:: WHAT THE TASK REQUIRES ::
State the number of lines below in which the word "comme" appears. Nothing else belongs in the answer.

--- Begin ---

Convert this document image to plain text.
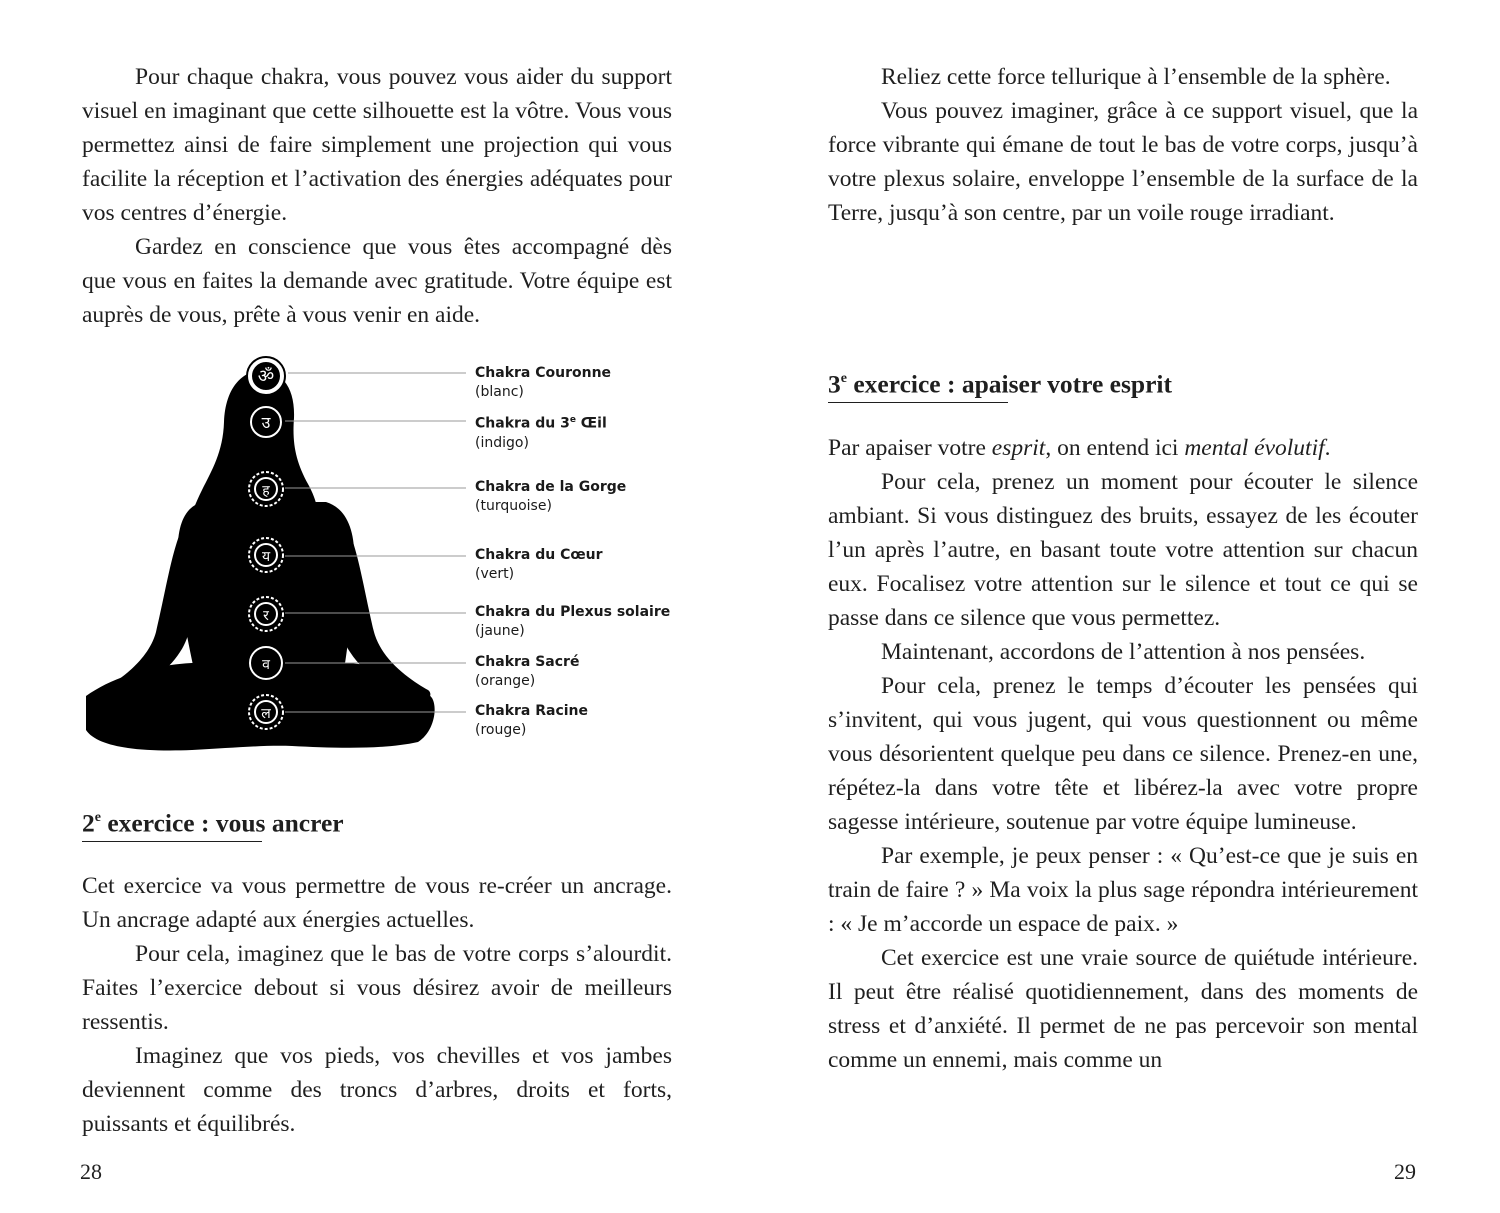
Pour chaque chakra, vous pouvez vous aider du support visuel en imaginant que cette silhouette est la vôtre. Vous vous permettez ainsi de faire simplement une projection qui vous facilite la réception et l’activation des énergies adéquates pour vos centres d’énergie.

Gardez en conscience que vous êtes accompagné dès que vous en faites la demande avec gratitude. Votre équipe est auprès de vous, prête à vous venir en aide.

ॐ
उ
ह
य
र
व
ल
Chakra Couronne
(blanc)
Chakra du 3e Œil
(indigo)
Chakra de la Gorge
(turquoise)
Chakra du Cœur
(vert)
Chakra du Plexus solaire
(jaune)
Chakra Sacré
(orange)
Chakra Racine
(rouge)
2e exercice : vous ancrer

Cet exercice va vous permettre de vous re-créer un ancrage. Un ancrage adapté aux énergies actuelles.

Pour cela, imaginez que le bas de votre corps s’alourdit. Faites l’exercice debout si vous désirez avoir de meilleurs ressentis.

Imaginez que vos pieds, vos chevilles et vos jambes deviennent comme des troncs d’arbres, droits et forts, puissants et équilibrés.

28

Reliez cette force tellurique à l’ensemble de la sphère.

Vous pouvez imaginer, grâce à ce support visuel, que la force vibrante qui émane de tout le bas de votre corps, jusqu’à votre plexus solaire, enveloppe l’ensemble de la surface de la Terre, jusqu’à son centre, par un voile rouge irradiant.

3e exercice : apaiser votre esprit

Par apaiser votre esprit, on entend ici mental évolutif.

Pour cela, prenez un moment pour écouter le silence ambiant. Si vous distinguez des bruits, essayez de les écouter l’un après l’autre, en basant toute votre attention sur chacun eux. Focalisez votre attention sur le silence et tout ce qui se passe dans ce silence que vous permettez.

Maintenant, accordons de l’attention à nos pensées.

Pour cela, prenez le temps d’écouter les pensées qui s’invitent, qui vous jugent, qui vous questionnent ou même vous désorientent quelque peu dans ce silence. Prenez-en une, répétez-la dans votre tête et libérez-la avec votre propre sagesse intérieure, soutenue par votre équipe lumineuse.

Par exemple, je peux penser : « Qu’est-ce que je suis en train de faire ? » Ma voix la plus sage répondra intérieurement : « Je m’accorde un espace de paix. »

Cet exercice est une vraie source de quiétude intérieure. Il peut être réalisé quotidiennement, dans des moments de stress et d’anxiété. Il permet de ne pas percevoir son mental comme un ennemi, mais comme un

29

--- End ---

:: RESPONSE TO THIS EXERCISE ::
2